[SHORT TASK] Pick every line from the data that holds the word "labels".

[LISTED ENTRIES]
■ ■ ■
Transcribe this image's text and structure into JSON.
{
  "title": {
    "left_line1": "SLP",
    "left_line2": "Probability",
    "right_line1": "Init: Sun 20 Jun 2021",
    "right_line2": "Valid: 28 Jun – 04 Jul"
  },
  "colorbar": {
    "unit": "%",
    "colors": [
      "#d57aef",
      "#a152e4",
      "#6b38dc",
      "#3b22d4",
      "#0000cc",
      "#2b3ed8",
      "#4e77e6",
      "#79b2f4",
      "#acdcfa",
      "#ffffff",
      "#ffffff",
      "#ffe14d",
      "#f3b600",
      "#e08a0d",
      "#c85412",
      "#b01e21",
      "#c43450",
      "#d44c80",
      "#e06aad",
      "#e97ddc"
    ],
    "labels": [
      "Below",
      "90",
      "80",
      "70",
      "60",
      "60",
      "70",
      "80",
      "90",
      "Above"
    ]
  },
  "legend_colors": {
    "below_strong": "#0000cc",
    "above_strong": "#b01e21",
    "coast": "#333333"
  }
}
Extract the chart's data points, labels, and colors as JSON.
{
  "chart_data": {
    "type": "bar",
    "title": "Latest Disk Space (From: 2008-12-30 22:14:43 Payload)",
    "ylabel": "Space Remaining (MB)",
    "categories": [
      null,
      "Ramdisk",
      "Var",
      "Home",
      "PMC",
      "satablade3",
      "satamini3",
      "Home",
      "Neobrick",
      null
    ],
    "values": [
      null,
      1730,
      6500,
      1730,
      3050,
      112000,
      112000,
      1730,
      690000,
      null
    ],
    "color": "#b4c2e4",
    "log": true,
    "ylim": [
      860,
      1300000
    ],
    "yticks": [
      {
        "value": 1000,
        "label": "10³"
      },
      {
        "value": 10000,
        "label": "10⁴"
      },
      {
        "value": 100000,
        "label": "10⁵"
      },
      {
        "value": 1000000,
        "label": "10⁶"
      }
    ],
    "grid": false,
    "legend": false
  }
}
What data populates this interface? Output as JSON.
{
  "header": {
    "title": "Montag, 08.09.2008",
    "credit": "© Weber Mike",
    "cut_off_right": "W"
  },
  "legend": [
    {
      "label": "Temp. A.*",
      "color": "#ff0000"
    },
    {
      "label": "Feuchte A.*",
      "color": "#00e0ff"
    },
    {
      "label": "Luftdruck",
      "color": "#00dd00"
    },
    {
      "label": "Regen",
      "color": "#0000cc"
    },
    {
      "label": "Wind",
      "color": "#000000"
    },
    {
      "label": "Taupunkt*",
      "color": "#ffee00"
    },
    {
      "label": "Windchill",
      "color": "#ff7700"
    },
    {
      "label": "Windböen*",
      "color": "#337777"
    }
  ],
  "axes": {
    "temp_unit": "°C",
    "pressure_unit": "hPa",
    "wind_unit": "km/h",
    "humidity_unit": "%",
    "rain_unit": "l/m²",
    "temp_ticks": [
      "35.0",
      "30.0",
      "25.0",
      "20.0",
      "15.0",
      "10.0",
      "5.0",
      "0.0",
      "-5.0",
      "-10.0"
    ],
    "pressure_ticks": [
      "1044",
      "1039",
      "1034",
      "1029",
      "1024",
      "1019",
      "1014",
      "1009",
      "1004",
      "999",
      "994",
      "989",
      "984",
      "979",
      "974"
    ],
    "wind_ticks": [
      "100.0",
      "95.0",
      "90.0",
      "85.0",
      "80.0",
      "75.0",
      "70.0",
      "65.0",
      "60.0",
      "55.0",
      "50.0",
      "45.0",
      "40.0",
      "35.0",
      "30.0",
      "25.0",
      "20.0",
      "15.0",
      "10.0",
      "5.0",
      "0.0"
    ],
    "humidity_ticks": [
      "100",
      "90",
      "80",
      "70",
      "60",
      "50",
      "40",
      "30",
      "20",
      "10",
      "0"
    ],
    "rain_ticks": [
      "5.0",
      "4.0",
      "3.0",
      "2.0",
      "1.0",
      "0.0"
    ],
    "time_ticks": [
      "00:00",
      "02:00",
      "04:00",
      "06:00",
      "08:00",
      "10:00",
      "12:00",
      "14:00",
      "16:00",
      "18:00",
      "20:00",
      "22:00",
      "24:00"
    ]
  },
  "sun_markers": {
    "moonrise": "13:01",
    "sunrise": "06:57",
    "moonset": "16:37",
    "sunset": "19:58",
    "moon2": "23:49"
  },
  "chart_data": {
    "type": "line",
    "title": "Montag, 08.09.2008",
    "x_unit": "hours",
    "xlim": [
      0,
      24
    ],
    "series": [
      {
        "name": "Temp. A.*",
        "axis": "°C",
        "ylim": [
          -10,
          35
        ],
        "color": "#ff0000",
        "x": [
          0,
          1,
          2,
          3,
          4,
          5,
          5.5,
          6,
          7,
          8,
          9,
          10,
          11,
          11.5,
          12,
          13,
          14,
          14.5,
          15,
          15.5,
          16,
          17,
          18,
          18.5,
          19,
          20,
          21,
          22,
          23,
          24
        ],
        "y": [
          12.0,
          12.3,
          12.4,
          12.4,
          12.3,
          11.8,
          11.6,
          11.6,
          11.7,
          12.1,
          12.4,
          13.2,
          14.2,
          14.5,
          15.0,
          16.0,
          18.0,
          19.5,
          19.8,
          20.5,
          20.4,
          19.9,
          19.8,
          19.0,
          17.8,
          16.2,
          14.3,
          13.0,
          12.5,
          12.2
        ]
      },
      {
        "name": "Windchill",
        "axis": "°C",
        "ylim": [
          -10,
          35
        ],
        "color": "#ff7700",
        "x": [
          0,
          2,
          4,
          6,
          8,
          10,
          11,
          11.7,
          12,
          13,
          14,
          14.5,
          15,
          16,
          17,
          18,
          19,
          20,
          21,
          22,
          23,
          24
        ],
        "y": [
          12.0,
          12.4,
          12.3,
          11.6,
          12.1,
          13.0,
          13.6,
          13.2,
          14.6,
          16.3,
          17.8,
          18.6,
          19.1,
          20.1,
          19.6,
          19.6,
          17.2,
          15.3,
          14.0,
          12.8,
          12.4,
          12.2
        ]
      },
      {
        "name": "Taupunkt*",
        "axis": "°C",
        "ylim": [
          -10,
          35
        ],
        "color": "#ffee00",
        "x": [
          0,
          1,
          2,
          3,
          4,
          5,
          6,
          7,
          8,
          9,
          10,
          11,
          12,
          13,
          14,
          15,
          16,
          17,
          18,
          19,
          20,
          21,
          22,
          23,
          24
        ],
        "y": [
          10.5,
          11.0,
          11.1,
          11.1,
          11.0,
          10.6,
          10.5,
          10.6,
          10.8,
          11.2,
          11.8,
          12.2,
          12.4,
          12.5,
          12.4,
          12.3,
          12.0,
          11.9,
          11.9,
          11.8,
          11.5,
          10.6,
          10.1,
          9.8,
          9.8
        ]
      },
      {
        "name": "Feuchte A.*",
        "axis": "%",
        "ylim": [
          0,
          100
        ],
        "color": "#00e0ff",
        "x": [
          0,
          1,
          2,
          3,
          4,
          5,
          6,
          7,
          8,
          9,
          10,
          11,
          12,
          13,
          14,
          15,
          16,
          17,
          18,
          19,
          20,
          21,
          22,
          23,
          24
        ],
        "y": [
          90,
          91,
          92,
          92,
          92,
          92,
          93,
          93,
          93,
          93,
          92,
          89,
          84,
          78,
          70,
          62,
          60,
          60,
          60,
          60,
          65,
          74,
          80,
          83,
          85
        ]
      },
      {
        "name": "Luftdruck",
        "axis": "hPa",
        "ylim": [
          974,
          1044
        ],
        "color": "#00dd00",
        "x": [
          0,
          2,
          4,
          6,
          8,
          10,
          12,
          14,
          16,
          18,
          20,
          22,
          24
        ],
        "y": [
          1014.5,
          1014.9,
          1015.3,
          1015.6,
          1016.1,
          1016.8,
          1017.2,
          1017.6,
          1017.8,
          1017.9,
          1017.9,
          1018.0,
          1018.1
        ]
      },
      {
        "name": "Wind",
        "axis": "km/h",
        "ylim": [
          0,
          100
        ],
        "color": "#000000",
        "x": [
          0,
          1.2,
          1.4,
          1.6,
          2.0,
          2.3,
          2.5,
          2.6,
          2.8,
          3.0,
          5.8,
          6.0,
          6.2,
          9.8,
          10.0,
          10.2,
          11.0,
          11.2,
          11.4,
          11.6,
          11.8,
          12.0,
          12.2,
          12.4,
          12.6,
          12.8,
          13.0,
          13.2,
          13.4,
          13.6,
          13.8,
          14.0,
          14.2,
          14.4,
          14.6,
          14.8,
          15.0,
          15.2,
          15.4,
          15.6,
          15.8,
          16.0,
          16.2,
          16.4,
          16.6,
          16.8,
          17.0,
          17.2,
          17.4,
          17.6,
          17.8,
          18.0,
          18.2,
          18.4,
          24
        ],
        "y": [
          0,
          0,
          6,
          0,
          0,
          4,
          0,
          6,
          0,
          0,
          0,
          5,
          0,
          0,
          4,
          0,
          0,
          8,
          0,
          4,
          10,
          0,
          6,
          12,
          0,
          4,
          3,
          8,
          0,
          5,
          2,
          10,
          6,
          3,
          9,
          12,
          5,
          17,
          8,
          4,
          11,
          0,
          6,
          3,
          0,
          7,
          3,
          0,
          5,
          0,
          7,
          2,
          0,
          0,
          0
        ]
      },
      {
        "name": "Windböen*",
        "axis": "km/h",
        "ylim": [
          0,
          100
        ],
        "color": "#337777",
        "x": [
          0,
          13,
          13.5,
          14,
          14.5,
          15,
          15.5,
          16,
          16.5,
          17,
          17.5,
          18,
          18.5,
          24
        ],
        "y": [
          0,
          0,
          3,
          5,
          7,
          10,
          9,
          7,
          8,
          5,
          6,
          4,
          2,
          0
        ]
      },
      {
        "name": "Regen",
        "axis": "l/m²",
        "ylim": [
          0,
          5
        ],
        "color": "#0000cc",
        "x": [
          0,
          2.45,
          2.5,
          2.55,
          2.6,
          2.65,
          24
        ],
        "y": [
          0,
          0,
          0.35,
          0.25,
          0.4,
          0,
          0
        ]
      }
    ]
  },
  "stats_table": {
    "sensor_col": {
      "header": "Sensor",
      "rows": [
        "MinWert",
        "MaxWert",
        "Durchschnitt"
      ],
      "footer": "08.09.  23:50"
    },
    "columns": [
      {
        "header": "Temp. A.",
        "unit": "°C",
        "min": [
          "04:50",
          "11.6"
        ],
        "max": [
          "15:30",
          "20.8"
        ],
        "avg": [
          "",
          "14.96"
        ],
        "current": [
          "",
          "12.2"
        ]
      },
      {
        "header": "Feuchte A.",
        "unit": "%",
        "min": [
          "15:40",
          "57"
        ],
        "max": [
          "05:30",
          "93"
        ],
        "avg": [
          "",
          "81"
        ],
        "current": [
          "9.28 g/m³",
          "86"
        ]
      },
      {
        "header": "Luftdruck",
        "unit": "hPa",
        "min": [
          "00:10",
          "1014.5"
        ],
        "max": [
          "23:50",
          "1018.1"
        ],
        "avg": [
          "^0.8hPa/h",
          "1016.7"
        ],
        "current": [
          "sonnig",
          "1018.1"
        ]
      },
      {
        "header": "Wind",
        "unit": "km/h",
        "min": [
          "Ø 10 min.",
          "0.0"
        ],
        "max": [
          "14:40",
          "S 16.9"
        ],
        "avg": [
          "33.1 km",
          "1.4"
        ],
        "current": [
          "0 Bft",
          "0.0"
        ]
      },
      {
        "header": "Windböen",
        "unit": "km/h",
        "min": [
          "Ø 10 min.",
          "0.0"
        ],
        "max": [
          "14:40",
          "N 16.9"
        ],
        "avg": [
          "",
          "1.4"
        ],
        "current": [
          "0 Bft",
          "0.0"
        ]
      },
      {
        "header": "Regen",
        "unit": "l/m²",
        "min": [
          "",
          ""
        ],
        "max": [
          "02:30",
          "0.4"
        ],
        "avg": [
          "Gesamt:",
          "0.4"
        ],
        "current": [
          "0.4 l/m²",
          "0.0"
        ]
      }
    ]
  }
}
■ ■ ■
[OUTPUT FOR THIS TASK]
    "labels": [
Extract the chart's data points, labels, and colors as JSON.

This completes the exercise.